Please repeat all of the listing exactly.

— Begin INPUT ROWS —

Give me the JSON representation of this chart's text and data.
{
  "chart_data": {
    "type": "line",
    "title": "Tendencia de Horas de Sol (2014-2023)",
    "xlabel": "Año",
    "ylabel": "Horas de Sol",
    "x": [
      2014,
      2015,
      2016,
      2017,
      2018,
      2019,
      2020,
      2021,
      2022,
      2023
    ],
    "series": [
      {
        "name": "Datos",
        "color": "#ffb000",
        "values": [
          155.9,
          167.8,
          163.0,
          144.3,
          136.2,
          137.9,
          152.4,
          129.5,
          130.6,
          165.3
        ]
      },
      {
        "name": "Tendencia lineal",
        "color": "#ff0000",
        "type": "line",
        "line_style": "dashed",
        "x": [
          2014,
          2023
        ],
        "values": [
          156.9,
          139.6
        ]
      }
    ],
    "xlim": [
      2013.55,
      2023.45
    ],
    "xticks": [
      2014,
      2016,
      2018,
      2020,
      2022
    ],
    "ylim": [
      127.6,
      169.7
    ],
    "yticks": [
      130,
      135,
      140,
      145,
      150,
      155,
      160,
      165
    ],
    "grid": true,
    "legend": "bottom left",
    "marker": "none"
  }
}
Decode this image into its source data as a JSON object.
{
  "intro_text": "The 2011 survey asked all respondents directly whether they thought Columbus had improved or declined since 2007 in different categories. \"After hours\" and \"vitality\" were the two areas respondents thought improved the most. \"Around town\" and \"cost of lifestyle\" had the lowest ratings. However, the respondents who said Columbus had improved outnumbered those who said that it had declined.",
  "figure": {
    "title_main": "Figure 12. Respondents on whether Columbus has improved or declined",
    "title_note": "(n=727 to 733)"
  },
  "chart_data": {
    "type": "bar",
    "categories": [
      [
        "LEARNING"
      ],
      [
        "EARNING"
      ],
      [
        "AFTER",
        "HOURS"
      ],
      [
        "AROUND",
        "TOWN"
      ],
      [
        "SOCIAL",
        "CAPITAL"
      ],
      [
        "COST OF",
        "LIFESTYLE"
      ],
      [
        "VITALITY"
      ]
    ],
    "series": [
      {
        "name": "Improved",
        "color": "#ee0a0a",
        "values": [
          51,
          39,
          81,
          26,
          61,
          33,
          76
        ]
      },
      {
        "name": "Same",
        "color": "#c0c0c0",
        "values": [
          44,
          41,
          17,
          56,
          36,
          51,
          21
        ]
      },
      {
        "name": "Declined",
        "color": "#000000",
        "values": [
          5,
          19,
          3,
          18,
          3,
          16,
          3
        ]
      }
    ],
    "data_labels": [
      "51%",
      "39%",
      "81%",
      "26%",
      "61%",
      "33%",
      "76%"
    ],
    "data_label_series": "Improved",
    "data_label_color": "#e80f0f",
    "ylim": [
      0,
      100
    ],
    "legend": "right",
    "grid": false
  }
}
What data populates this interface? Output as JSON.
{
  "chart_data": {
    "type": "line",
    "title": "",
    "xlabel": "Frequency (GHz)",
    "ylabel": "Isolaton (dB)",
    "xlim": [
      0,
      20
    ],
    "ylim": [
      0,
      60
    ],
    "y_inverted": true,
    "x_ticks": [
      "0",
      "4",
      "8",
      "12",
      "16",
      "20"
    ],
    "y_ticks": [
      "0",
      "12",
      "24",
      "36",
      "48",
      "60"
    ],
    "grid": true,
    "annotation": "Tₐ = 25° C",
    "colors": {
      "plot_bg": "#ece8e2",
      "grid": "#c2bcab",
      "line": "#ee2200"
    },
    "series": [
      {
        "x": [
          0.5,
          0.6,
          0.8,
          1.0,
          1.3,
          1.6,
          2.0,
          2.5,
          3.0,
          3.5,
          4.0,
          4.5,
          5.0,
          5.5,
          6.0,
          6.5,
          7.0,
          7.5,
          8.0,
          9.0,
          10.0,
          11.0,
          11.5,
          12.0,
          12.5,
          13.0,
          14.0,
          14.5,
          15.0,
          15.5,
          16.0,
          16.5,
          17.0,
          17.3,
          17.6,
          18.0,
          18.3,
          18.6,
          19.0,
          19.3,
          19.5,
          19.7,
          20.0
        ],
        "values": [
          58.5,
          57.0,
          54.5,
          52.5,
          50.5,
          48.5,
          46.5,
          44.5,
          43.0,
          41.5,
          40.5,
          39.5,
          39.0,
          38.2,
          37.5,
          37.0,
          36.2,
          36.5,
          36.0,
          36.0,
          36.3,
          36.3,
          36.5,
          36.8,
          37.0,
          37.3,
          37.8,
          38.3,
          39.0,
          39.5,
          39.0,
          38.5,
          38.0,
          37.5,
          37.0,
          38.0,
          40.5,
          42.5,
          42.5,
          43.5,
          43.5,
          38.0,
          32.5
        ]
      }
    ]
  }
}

— End INPUT ROWS —

# THE REPLY
Give me the JSON representation of this chart's text and data.
{
  "chart_data": {
    "type": "line",
    "title": "Tendencia de Horas de Sol (2014-2023)",
    "xlabel": "Año",
    "ylabel": "Horas de Sol",
    "x": [
      2014,
      2015,
      2016,
      2017,
      2018,
      2019,
      2020,
      2021,
      2022,
      2023
    ],
    "series": [
      {
        "name": "Datos",
        "color": "#ffb000",
        "values": [
          155.9,
          167.8,
          163.0,
          144.3,
          136.2,
          137.9,
          152.4,
          129.5,
          130.6,
          165.3
        ]
      },
      {
        "name": "Tendencia lineal",
        "color": "#ff0000",
        "type": "line",
        "line_style": "dashed",
        "x": [
          2014,
          2023
        ],
        "values": [
          156.9,
          139.6
        ]
      }
    ],
    "xlim": [
      2013.55,
      2023.45
    ],
    "xticks": [
      2014,
      2016,
      2018,
      2020,
      2022
    ],
    "ylim": [
      127.6,
      169.7
    ],
    "yticks": [
      130,
      135,
      140,
      145,
      150,
      155,
      160,
      165
    ],
    "grid": true,
    "legend": "bottom left",
    "marker": "none"
  }
}
Decode this image into its source data as a JSON object.
{
  "intro_text": "The 2011 survey asked all respondents directly whether they thought Columbus had improved or declined since 2007 in different categories. \"After hours\" and \"vitality\" were the two areas respondents thought improved the most. \"Around town\" and \"cost of lifestyle\" had the lowest ratings. However, the respondents who said Columbus had improved outnumbered those who said that it had declined.",
  "figure": {
    "title_main": "Figure 12. Respondents on whether Columbus has improved or declined",
    "title_note": "(n=727 to 733)"
  },
  "chart_data": {
    "type": "bar",
    "categories": [
      [
        "LEARNING"
      ],
      [
        "EARNING"
      ],
      [
        "AFTER",
        "HOURS"
      ],
      [
        "AROUND",
        "TOWN"
      ],
      [
        "SOCIAL",
        "CAPITAL"
      ],
      [
        "COST OF",
        "LIFESTYLE"
      ],
      [
        "VITALITY"
      ]
    ],
    "series": [
      {
        "name": "Improved",
        "color": "#ee0a0a",
        "values": [
          51,
          39,
          81,
          26,
          61,
          33,
          76
        ]
      },
      {
        "name": "Same",
        "color": "#c0c0c0",
        "values": [
          44,
          41,
          17,
          56,
          36,
          51,
          21
        ]
      },
      {
        "name": "Declined",
        "color": "#000000",
        "values": [
          5,
          19,
          3,
          18,
          3,
          16,
          3
        ]
      }
    ],
    "data_labels": [
      "51%",
      "39%",
      "81%",
      "26%",
      "61%",
      "33%",
      "76%"
    ],
    "data_label_series": "Improved",
    "data_label_color": "#e80f0f",
    "ylim": [
      0,
      100
    ],
    "legend": "right",
    "grid": false
  }
}
What data populates this interface? Output as JSON.
{
  "chart_data": {
    "type": "line",
    "title": "",
    "xlabel": "Frequency (GHz)",
    "ylabel": "Isolaton (dB)",
    "xlim": [
      0,
      20
    ],
    "ylim": [
      0,
      60
    ],
    "y_inverted": true,
    "x_ticks": [
      "0",
      "4",
      "8",
      "12",
      "16",
      "20"
    ],
    "y_ticks": [
      "0",
      "12",
      "24",
      "36",
      "48",
      "60"
    ],
    "grid": true,
    "annotation": "Tₐ = 25° C",
    "colors": {
      "plot_bg": "#ece8e2",
      "grid": "#c2bcab",
      "line": "#ee2200"
    },
    "series": [
      {
        "x": [
          0.5,
          0.6,
          0.8,
          1.0,
          1.3,
          1.6,
          2.0,
          2.5,
          3.0,
          3.5,
          4.0,
          4.5,
          5.0,
          5.5,
          6.0,
          6.5,
          7.0,
          7.5,
          8.0,
          9.0,
          10.0,
          11.0,
          11.5,
          12.0,
          12.5,
          13.0,
          14.0,
          14.5,
          15.0,
          15.5,
          16.0,
          16.5,
          17.0,
          17.3,
          17.6,
          18.0,
          18.3,
          18.6,
          19.0,
          19.3,
          19.5,
          19.7,
          20.0
        ],
        "values": [
          58.5,
          57.0,
          54.5,
          52.5,
          50.5,
          48.5,
          46.5,
          44.5,
          43.0,
          41.5,
          40.5,
          39.5,
          39.0,
          38.2,
          37.5,
          37.0,
          36.2,
          36.5,
          36.0,
          36.0,
          36.3,
          36.3,
          36.5,
          36.8,
          37.0,
          37.3,
          37.8,
          38.3,
          39.0,
          39.5,
          39.0,
          38.5,
          38.0,
          37.5,
          37.0,
          38.0,
          40.5,
          42.5,
          42.5,
          43.5,
          43.5,
          38.0,
          32.5
        ]
      }
    ]
  }
}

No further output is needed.